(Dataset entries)
-----

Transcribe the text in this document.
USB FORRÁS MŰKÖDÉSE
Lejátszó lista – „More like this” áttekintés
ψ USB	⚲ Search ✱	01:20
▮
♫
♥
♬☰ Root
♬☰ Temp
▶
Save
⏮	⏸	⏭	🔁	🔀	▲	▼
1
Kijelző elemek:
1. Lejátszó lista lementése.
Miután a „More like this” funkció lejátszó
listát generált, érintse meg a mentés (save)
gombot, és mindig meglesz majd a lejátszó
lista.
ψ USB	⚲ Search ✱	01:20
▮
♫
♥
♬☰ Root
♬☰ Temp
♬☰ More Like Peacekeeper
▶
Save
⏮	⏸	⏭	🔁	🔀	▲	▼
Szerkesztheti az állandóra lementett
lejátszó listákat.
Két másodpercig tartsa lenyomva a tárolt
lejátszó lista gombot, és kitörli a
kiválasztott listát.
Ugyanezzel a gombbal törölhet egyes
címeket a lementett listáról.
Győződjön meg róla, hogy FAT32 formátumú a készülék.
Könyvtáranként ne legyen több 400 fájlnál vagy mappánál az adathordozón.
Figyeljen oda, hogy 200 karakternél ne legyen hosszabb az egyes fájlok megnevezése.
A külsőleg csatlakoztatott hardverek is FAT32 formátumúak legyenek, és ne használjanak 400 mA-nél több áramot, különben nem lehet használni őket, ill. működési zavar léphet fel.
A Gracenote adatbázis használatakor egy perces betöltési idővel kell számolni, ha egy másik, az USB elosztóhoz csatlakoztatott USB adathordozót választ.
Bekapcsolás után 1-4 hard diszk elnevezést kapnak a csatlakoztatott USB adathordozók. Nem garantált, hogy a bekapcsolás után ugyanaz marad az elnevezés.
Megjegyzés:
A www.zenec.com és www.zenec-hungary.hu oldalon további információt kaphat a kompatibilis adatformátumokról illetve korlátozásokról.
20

-----

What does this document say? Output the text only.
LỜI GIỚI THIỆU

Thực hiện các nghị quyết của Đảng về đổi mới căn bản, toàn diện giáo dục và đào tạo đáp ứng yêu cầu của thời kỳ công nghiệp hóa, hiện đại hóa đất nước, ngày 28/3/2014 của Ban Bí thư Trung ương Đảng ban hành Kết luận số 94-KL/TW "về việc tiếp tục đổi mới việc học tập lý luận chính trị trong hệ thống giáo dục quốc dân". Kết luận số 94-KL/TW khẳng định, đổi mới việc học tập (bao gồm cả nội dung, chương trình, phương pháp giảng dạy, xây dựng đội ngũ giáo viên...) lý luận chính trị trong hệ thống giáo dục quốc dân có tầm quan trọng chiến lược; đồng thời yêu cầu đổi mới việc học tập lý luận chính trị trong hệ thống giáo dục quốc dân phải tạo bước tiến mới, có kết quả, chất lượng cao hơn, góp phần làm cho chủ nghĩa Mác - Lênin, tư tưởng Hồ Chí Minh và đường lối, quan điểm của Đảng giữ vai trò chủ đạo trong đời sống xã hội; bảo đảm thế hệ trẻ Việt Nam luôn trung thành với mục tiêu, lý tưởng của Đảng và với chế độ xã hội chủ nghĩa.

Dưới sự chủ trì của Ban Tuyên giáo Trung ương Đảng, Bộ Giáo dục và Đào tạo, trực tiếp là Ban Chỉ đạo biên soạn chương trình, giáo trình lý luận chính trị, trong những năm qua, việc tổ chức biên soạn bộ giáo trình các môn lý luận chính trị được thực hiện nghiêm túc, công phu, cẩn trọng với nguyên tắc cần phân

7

-----

Problem: Pull out all lines from the entries above in which the word "Trung" appears.

Finished exercise:
Thực hiện các nghị quyết của Đảng về đổi mới căn bản, toàn diện giáo dục và đào tạo đáp ứng yêu cầu của thời kỳ công nghiệp hóa, hiện đại hóa đất nước, ngày 28/3/2014 của Ban Bí thư Trung ương Đảng ban hành Kết luận số 94-KL/TW "về việc tiếp tục đổi mới việc học tập lý luận chính trị trong hệ thống giáo dục quốc dân". Kết luận số 94-KL/TW khẳng định, đổi mới việc học tập (bao gồm cả nội dung, chương trình, phương pháp giảng dạy, xây dựng đội ngũ giáo viên...) lý luận chính trị trong hệ thống giáo dục quốc dân có tầm quan trọng chiến lược; đồng thời yêu cầu đổi mới việc học tập lý luận chính trị trong hệ thống giáo dục quốc dân phải tạo bước tiến mới, có kết quả, chất lượng cao hơn, góp phần làm cho chủ nghĩa Mác - Lênin, tư tưởng Hồ Chí Minh và đường lối, quan điểm của Đảng giữ vai trò chủ đạo trong đời sống xã hội; bảo đảm thế hệ trẻ Việt Nam luôn trung thành với mục tiêu, lý tưởng của Đảng và với chế độ xã hội chủ nghĩa.
Dưới sự chủ trì của Ban Tuyên giáo Trung ương Đảng, Bộ Giáo dục và Đào tạo, trực tiếp là Ban Chỉ đạo biên soạn chương trình, giáo trình lý luận chính trị, trong những năm qua, việc tổ chức biên soạn bộ giáo trình các môn lý luận chính trị được thực hiện nghiêm túc, công phu, cẩn trọng với nguyên tắc cần phân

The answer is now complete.